• _Goal_: Retype the material that follows, keeping every word as it is.

(Stored records)
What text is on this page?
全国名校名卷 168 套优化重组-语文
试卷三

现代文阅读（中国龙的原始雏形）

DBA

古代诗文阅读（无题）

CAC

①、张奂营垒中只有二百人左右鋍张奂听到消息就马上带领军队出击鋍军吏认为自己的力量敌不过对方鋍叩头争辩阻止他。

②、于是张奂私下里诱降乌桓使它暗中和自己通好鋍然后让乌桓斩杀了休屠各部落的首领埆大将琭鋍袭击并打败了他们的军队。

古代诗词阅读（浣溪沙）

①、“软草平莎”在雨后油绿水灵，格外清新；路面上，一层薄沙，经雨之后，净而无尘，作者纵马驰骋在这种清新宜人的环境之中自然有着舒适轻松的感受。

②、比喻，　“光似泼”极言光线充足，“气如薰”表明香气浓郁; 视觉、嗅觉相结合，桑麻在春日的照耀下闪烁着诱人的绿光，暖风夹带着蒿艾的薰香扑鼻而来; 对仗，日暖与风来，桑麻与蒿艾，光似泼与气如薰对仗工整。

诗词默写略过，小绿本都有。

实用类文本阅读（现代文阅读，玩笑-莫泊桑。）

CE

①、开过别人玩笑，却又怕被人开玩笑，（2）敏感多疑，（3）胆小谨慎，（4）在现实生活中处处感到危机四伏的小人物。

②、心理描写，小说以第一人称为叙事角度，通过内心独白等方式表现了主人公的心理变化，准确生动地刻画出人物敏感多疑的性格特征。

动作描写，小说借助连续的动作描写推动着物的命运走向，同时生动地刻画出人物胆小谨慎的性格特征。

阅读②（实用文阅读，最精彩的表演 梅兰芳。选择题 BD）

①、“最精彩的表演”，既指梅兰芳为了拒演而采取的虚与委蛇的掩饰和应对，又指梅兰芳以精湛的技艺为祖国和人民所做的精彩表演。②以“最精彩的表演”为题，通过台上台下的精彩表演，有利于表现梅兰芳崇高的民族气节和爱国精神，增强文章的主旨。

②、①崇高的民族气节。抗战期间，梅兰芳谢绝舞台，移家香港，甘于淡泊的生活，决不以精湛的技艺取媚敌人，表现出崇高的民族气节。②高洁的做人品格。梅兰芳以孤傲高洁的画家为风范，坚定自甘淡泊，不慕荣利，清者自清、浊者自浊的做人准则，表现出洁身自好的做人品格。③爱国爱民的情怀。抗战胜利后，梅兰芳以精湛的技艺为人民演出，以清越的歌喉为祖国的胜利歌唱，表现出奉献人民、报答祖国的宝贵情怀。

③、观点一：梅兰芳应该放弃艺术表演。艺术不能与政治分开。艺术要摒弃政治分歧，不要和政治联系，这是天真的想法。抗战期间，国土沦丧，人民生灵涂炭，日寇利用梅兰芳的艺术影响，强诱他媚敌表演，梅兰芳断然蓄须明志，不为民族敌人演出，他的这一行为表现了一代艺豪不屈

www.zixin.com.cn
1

• _In response_:
What text is on this page?
全国名校名卷 168 套优化重组-语文
试卷三

现代文阅读（中国龙的原始雏形）

DBA

古代诗文阅读（无题）

CAC

①、张奂营垒中只有二百人左右鋍张奂听到消息就马上带领军队出击鋍军吏认为自己的力量敌不过对方鋍叩头争辩阻止他。

②、于是张奂私下里诱降乌桓使它暗中和自己通好鋍然后让乌桓斩杀了休屠各部落的首领埆大将琭鋍袭击并打败了他们的军队。

古代诗词阅读（浣溪沙）

①、“软草平莎”在雨后油绿水灵，格外清新；路面上，一层薄沙，经雨之后，净而无尘，作者纵马驰骋在这种清新宜人的环境之中自然有着舒适轻松的感受。

②、比喻，　“光似泼”极言光线充足，“气如薰”表明香气浓郁; 视觉、嗅觉相结合，桑麻在春日的照耀下闪烁着诱人的绿光，暖风夹带着蒿艾的薰香扑鼻而来; 对仗，日暖与风来，桑麻与蒿艾，光似泼与气如薰对仗工整。

诗词默写略过，小绿本都有。

实用类文本阅读（现代文阅读，玩笑-莫泊桑。）

CE

①、开过别人玩笑，却又怕被人开玩笑，（2）敏感多疑，（3）胆小谨慎，（4）在现实生活中处处感到危机四伏的小人物。

②、心理描写，小说以第一人称为叙事角度，通过内心独白等方式表现了主人公的心理变化，准确生动地刻画出人物敏感多疑的性格特征。

动作描写，小说借助连续的动作描写推动着物的命运走向，同时生动地刻画出人物胆小谨慎的性格特征。

阅读②（实用文阅读，最精彩的表演 梅兰芳。选择题 BD）

①、“最精彩的表演”，既指梅兰芳为了拒演而采取的虚与委蛇的掩饰和应对，又指梅兰芳以精湛的技艺为祖国和人民所做的精彩表演。②以“最精彩的表演”为题，通过台上台下的精彩表演，有利于表现梅兰芳崇高的民族气节和爱国精神，增强文章的主旨。

②、①崇高的民族气节。抗战期间，梅兰芳谢绝舞台，移家香港，甘于淡泊的生活，决不以精湛的技艺取媚敌人，表现出崇高的民族气节。②高洁的做人品格。梅兰芳以孤傲高洁的画家为风范，坚定自甘淡泊，不慕荣利，清者自清、浊者自浊的做人准则，表现出洁身自好的做人品格。③爱国爱民的情怀。抗战胜利后，梅兰芳以精湛的技艺为人民演出，以清越的歌喉为祖国的胜利歌唱，表现出奉献人民、报答祖国的宝贵情怀。

③、观点一：梅兰芳应该放弃艺术表演。艺术不能与政治分开。艺术要摒弃政治分歧，不要和政治联系，这是天真的想法。抗战期间，国土沦丧，人民生灵涂炭，日寇利用梅兰芳的艺术影响，强诱他媚敌表演，梅兰芳断然蓄须明志，不为民族敌人演出，他的这一行为表现了一代艺豪不屈

www.zixin.com.cn
1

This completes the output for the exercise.